§ Data entries
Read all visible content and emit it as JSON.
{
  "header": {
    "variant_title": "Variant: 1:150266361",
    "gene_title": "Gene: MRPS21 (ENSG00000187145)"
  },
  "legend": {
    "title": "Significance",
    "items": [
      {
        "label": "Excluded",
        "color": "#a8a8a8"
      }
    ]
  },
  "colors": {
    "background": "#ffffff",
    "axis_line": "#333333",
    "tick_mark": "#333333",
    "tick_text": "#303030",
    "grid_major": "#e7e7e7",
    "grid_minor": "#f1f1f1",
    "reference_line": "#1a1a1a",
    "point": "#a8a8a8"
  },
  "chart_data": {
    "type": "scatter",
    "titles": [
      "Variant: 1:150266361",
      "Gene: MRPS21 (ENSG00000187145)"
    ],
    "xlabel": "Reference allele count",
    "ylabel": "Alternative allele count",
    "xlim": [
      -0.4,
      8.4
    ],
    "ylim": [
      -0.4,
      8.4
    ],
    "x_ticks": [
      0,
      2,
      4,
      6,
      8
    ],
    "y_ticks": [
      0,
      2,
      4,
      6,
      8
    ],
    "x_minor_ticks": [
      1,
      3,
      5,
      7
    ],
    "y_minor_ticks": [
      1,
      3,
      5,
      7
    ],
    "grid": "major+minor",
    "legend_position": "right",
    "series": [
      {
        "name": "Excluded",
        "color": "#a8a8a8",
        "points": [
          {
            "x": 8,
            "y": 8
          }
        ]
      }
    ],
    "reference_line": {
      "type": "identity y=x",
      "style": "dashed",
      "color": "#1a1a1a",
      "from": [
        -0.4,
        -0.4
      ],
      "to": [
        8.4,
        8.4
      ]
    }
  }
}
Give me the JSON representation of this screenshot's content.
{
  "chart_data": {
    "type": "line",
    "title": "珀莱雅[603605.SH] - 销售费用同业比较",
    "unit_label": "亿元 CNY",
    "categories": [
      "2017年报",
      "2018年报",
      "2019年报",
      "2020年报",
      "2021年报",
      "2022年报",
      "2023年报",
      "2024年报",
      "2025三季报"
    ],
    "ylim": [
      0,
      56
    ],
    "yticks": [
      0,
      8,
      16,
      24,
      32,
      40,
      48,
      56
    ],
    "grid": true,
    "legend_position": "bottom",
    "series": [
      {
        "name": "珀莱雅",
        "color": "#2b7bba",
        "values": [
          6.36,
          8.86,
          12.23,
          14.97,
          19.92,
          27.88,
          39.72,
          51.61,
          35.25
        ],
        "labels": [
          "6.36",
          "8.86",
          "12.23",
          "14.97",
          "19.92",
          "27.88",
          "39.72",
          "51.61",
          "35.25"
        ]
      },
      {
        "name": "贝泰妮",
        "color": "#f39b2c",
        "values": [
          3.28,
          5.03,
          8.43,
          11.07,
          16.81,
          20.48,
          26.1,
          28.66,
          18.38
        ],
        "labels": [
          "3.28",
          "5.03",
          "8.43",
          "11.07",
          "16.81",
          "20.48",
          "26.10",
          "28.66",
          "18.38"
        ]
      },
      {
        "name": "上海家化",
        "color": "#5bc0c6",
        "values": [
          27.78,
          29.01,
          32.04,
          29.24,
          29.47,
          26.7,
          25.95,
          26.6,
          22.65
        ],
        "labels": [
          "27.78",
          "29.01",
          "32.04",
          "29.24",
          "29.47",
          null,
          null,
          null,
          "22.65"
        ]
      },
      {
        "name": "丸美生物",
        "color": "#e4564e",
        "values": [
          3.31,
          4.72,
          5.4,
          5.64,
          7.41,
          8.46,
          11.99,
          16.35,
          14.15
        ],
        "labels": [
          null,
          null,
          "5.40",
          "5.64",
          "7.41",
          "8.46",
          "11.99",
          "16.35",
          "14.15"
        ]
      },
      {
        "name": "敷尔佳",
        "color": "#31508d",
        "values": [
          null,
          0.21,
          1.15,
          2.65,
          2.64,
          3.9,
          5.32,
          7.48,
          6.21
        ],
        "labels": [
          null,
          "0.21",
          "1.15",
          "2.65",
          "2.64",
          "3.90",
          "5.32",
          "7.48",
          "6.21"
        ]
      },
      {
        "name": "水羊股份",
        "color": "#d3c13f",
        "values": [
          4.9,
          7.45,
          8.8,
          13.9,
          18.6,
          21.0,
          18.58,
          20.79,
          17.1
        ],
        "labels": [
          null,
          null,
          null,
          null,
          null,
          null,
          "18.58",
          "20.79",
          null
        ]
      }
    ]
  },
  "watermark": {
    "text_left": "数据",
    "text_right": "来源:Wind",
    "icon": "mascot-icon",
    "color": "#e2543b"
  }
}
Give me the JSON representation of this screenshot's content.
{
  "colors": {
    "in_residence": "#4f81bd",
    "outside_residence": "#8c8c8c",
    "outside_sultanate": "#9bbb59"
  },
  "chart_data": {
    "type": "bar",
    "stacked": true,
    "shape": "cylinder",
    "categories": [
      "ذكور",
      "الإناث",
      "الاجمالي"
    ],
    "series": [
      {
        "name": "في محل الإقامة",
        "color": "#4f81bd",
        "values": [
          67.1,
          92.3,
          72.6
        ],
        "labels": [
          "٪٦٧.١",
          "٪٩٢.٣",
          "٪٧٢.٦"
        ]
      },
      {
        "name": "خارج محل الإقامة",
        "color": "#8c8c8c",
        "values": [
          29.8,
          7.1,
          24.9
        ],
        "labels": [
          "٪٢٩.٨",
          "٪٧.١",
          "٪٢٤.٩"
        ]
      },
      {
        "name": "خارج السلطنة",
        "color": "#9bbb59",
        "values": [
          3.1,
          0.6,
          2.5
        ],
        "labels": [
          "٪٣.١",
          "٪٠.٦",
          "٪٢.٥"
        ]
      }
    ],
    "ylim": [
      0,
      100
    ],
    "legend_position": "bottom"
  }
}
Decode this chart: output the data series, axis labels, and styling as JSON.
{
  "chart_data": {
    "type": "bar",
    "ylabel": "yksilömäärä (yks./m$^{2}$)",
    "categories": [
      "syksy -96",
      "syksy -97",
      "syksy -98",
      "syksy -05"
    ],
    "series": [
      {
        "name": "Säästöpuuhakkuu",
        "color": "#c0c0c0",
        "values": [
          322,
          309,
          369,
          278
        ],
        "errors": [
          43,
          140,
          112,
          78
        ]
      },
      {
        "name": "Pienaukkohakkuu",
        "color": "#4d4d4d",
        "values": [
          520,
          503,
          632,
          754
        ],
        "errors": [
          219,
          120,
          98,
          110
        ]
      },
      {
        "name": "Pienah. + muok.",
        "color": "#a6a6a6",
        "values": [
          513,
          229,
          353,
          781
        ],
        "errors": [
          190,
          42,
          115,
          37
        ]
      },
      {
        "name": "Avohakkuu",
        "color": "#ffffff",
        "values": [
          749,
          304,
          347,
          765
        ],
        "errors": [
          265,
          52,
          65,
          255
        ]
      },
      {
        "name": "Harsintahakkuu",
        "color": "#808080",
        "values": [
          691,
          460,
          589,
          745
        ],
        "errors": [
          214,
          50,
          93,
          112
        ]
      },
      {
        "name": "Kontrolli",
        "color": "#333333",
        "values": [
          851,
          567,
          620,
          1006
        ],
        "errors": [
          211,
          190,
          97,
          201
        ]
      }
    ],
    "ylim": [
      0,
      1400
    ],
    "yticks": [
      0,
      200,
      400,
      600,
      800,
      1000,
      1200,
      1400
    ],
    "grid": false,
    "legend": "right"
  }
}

§ What the exercise asks
Take the entries above and transcribe them in full.

§ Task output
Read all visible content and emit it as JSON.
{
  "header": {
    "variant_title": "Variant: 1:150266361",
    "gene_title": "Gene: MRPS21 (ENSG00000187145)"
  },
  "legend": {
    "title": "Significance",
    "items": [
      {
        "label": "Excluded",
        "color": "#a8a8a8"
      }
    ]
  },
  "colors": {
    "background": "#ffffff",
    "axis_line": "#333333",
    "tick_mark": "#333333",
    "tick_text": "#303030",
    "grid_major": "#e7e7e7",
    "grid_minor": "#f1f1f1",
    "reference_line": "#1a1a1a",
    "point": "#a8a8a8"
  },
  "chart_data": {
    "type": "scatter",
    "titles": [
      "Variant: 1:150266361",
      "Gene: MRPS21 (ENSG00000187145)"
    ],
    "xlabel": "Reference allele count",
    "ylabel": "Alternative allele count",
    "xlim": [
      -0.4,
      8.4
    ],
    "ylim": [
      -0.4,
      8.4
    ],
    "x_ticks": [
      0,
      2,
      4,
      6,
      8
    ],
    "y_ticks": [
      0,
      2,
      4,
      6,
      8
    ],
    "x_minor_ticks": [
      1,
      3,
      5,
      7
    ],
    "y_minor_ticks": [
      1,
      3,
      5,
      7
    ],
    "grid": "major+minor",
    "legend_position": "right",
    "series": [
      {
        "name": "Excluded",
        "color": "#a8a8a8",
        "points": [
          {
            "x": 8,
            "y": 8
          }
        ]
      }
    ],
    "reference_line": {
      "type": "identity y=x",
      "style": "dashed",
      "color": "#1a1a1a",
      "from": [
        -0.4,
        -0.4
      ],
      "to": [
        8.4,
        8.4
      ]
    }
  }
}
Give me the JSON representation of this screenshot's content.
{
  "chart_data": {
    "type": "line",
    "title": "珀莱雅[603605.SH] - 销售费用同业比较",
    "unit_label": "亿元 CNY",
    "categories": [
      "2017年报",
      "2018年报",
      "2019年报",
      "2020年报",
      "2021年报",
      "2022年报",
      "2023年报",
      "2024年报",
      "2025三季报"
    ],
    "ylim": [
      0,
      56
    ],
    "yticks": [
      0,
      8,
      16,
      24,
      32,
      40,
      48,
      56
    ],
    "grid": true,
    "legend_position": "bottom",
    "series": [
      {
        "name": "珀莱雅",
        "color": "#2b7bba",
        "values": [
          6.36,
          8.86,
          12.23,
          14.97,
          19.92,
          27.88,
          39.72,
          51.61,
          35.25
        ],
        "labels": [
          "6.36",
          "8.86",
          "12.23",
          "14.97",
          "19.92",
          "27.88",
          "39.72",
          "51.61",
          "35.25"
        ]
      },
      {
        "name": "贝泰妮",
        "color": "#f39b2c",
        "values": [
          3.28,
          5.03,
          8.43,
          11.07,
          16.81,
          20.48,
          26.1,
          28.66,
          18.38
        ],
        "labels": [
          "3.28",
          "5.03",
          "8.43",
          "11.07",
          "16.81",
          "20.48",
          "26.10",
          "28.66",
          "18.38"
        ]
      },
      {
        "name": "上海家化",
        "color": "#5bc0c6",
        "values": [
          27.78,
          29.01,
          32.04,
          29.24,
          29.47,
          26.7,
          25.95,
          26.6,
          22.65
        ],
        "labels": [
          "27.78",
          "29.01",
          "32.04",
          "29.24",
          "29.47",
          null,
          null,
          null,
          "22.65"
        ]
      },
      {
        "name": "丸美生物",
        "color": "#e4564e",
        "values": [
          3.31,
          4.72,
          5.4,
          5.64,
          7.41,
          8.46,
          11.99,
          16.35,
          14.15
        ],
        "labels": [
          null,
          null,
          "5.40",
          "5.64",
          "7.41",
          "8.46",
          "11.99",
          "16.35",
          "14.15"
        ]
      },
      {
        "name": "敷尔佳",
        "color": "#31508d",
        "values": [
          null,
          0.21,
          1.15,
          2.65,
          2.64,
          3.9,
          5.32,
          7.48,
          6.21
        ],
        "labels": [
          null,
          "0.21",
          "1.15",
          "2.65",
          "2.64",
          "3.90",
          "5.32",
          "7.48",
          "6.21"
        ]
      },
      {
        "name": "水羊股份",
        "color": "#d3c13f",
        "values": [
          4.9,
          7.45,
          8.8,
          13.9,
          18.6,
          21.0,
          18.58,
          20.79,
          17.1
        ],
        "labels": [
          null,
          null,
          null,
          null,
          null,
          null,
          "18.58",
          "20.79",
          null
        ]
      }
    ]
  },
  "watermark": {
    "text_left": "数据",
    "text_right": "来源:Wind",
    "icon": "mascot-icon",
    "color": "#e2543b"
  }
}
Give me the JSON representation of this screenshot's content.
{
  "colors": {
    "in_residence": "#4f81bd",
    "outside_residence": "#8c8c8c",
    "outside_sultanate": "#9bbb59"
  },
  "chart_data": {
    "type": "bar",
    "stacked": true,
    "shape": "cylinder",
    "categories": [
      "ذكور",
      "الإناث",
      "الاجمالي"
    ],
    "series": [
      {
        "name": "في محل الإقامة",
        "color": "#4f81bd",
        "values": [
          67.1,
          92.3,
          72.6
        ],
        "labels": [
          "٪٦٧.١",
          "٪٩٢.٣",
          "٪٧٢.٦"
        ]
      },
      {
        "name": "خارج محل الإقامة",
        "color": "#8c8c8c",
        "values": [
          29.8,
          7.1,
          24.9
        ],
        "labels": [
          "٪٢٩.٨",
          "٪٧.١",
          "٪٢٤.٩"
        ]
      },
      {
        "name": "خارج السلطنة",
        "color": "#9bbb59",
        "values": [
          3.1,
          0.6,
          2.5
        ],
        "labels": [
          "٪٣.١",
          "٪٠.٦",
          "٪٢.٥"
        ]
      }
    ],
    "ylim": [
      0,
      100
    ],
    "legend_position": "bottom"
  }
}
Decode this chart: output the data series, axis labels, and styling as JSON.
{
  "chart_data": {
    "type": "bar",
    "ylabel": "yksilömäärä (yks./m$^{2}$)",
    "categories": [
      "syksy -96",
      "syksy -97",
      "syksy -98",
      "syksy -05"
    ],
    "series": [
      {
        "name": "Säästöpuuhakkuu",
        "color": "#c0c0c0",
        "values": [
          322,
          309,
          369,
          278
        ],
        "errors": [
          43,
          140,
          112,
          78
        ]
      },
      {
        "name": "Pienaukkohakkuu",
        "color": "#4d4d4d",
        "values": [
          520,
          503,
          632,
          754
        ],
        "errors": [
          219,
          120,
          98,
          110
        ]
      },
      {
        "name": "Pienah. + muok.",
        "color": "#a6a6a6",
        "values": [
          513,
          229,
          353,
          781
        ],
        "errors": [
          190,
          42,
          115,
          37
        ]
      },
      {
        "name": "Avohakkuu",
        "color": "#ffffff",
        "values": [
          749,
          304,
          347,
          765
        ],
        "errors": [
          265,
          52,
          65,
          255
        ]
      },
      {
        "name": "Harsintahakkuu",
        "color": "#808080",
        "values": [
          691,
          460,
          589,
          745
        ],
        "errors": [
          214,
          50,
          93,
          112
        ]
      },
      {
        "name": "Kontrolli",
        "color": "#333333",
        "values": [
          851,
          567,
          620,
          1006
        ],
        "errors": [
          211,
          190,
          97,
          201
        ]
      }
    ],
    "ylim": [
      0,
      1400
    ],
    "yticks": [
      0,
      200,
      400,
      600,
      800,
      1000,
      1200,
      1400
    ],
    "grid": false,
    "legend": "right"
  }
}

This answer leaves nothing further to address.